> [Collected data]:
:::

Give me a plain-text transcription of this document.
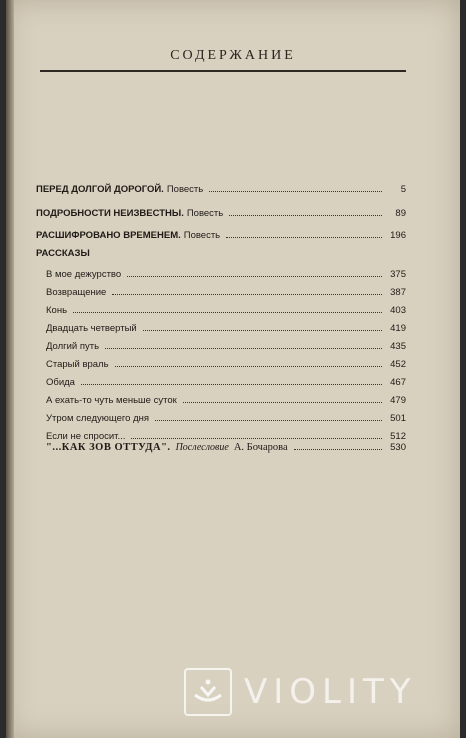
СОДЕРЖАНИЕ
ПЕРЕД ДОЛГОЙ ДОРОГОЙ. Повесть	5
ПОДРОБНОСТИ НЕИЗВЕСТНЫ. Повесть	89
РАСШИФРОВАНО ВРЕМЕНЕМ. Повесть	196
РАССКАЗЫ
В мое дежурство	375
Возвращение	387
Конь	403
Двадцать четвертый	419
Долгий путь	435
Старый враль	452
Обида	467
А ехать-то чуть меньше суток	479
Утром следующего дня	501
Если не спросит...	512
"...КАК ЗОВ ОТТУДА". Послесловие А. Бочарова	530
VIOLITY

:::

Without the pictures, repeat all the records word for word.

> [Correct result]:
Give me a plain-text transcription of this document.
СОДЕРЖАНИЕ
ПЕРЕД ДОЛГОЙ ДОРОГОЙ. Повесть	5
ПОДРОБНОСТИ НЕИЗВЕСТНЫ. Повесть	89
РАСШИФРОВАНО ВРЕМЕНЕМ. Повесть	196
РАССКАЗЫ
В мое дежурство	375
Возвращение	387
Конь	403
Двадцать четвертый	419
Долгий путь	435
Старый враль	452
Обида	467
А ехать-то чуть меньше суток	479
Утром следующего дня	501
Если не спросит...	512
"...КАК ЗОВ ОТТУДА". Послесловие А. Бочарова	530
VIOLITY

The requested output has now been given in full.